▶ STATED PROBLEM:
Each record is to be transcribed exactly.

Saved entries
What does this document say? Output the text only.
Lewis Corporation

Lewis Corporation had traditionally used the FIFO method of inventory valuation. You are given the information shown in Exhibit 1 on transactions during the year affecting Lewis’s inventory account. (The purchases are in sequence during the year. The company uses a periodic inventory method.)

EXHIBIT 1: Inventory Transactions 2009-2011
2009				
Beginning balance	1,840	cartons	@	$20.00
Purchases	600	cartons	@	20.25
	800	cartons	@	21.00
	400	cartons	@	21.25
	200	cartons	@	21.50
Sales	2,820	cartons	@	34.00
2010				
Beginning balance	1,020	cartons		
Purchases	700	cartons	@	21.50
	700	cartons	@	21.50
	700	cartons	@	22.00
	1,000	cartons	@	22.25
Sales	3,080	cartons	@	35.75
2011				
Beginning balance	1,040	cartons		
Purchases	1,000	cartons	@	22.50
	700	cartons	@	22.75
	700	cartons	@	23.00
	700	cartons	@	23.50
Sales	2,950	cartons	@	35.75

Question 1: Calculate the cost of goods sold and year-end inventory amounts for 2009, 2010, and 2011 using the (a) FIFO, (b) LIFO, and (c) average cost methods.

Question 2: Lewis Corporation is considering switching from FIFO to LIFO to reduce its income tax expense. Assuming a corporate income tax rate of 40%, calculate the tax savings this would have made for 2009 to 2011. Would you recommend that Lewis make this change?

▶ FINISHED ANSWER:
What does this document say? Output the text only.
Lewis Corporation

Lewis Corporation had traditionally used the FIFO method of inventory valuation. You are given the information shown in Exhibit 1 on transactions during the year affecting Lewis’s inventory account. (The purchases are in sequence during the year. The company uses a periodic inventory method.)

EXHIBIT 1: Inventory Transactions 2009-2011
2009				
Beginning balance	1,840	cartons	@	$20.00
Purchases	600	cartons	@	20.25
	800	cartons	@	21.00
	400	cartons	@	21.25
	200	cartons	@	21.50
Sales	2,820	cartons	@	34.00
2010				
Beginning balance	1,020	cartons		
Purchases	700	cartons	@	21.50
	700	cartons	@	21.50
	700	cartons	@	22.00
	1,000	cartons	@	22.25
Sales	3,080	cartons	@	35.75
2011				
Beginning balance	1,040	cartons		
Purchases	1,000	cartons	@	22.50
	700	cartons	@	22.75
	700	cartons	@	23.00
	700	cartons	@	23.50
Sales	2,950	cartons	@	35.75

Question 1: Calculate the cost of goods sold and year-end inventory amounts for 2009, 2010, and 2011 using the (a) FIFO, (b) LIFO, and (c) average cost methods.

Question 2: Lewis Corporation is considering switching from FIFO to LIFO to reduce its income tax expense. Assuming a corporate income tax rate of 40%, calculate the tax savings this would have made for 2009 to 2011. Would you recommend that Lewis make this change?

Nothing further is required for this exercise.